**STATED GOAL:**
Send back the entries below exactly as they appear.

-.-.-

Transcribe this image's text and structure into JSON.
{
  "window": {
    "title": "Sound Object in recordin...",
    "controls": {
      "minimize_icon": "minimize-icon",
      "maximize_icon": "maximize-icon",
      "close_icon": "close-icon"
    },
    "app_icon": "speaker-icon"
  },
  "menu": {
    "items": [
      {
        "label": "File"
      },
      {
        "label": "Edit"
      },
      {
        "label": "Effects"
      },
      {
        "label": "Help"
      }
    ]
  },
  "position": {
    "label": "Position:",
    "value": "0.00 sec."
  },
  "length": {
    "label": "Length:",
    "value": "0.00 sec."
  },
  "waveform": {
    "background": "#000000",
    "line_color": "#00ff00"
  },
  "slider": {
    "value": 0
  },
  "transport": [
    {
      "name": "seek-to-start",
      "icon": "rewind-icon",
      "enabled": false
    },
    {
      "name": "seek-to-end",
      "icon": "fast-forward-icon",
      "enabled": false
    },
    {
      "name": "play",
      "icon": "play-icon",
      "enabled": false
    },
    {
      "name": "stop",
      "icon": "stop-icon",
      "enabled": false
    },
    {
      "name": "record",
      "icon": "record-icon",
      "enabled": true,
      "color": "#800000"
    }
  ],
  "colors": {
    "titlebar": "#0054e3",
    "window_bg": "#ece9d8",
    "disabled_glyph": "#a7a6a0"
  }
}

-.-.-

**EXERCISE RESPONSE:**
Transcribe this image's text and structure into JSON.
{
  "window": {
    "title": "Sound Object in recordin...",
    "controls": {
      "minimize_icon": "minimize-icon",
      "maximize_icon": "maximize-icon",
      "close_icon": "close-icon"
    },
    "app_icon": "speaker-icon"
  },
  "menu": {
    "items": [
      {
        "label": "File"
      },
      {
        "label": "Edit"
      },
      {
        "label": "Effects"
      },
      {
        "label": "Help"
      }
    ]
  },
  "position": {
    "label": "Position:",
    "value": "0.00 sec."
  },
  "length": {
    "label": "Length:",
    "value": "0.00 sec."
  },
  "waveform": {
    "background": "#000000",
    "line_color": "#00ff00"
  },
  "slider": {
    "value": 0
  },
  "transport": [
    {
      "name": "seek-to-start",
      "icon": "rewind-icon",
      "enabled": false
    },
    {
      "name": "seek-to-end",
      "icon": "fast-forward-icon",
      "enabled": false
    },
    {
      "name": "play",
      "icon": "play-icon",
      "enabled": false
    },
    {
      "name": "stop",
      "icon": "stop-icon",
      "enabled": false
    },
    {
      "name": "record",
      "icon": "record-icon",
      "enabled": true,
      "color": "#800000"
    }
  ],
  "colors": {
    "titlebar": "#0054e3",
    "window_bg": "#ece9d8",
    "disabled_glyph": "#a7a6a0"
  }
}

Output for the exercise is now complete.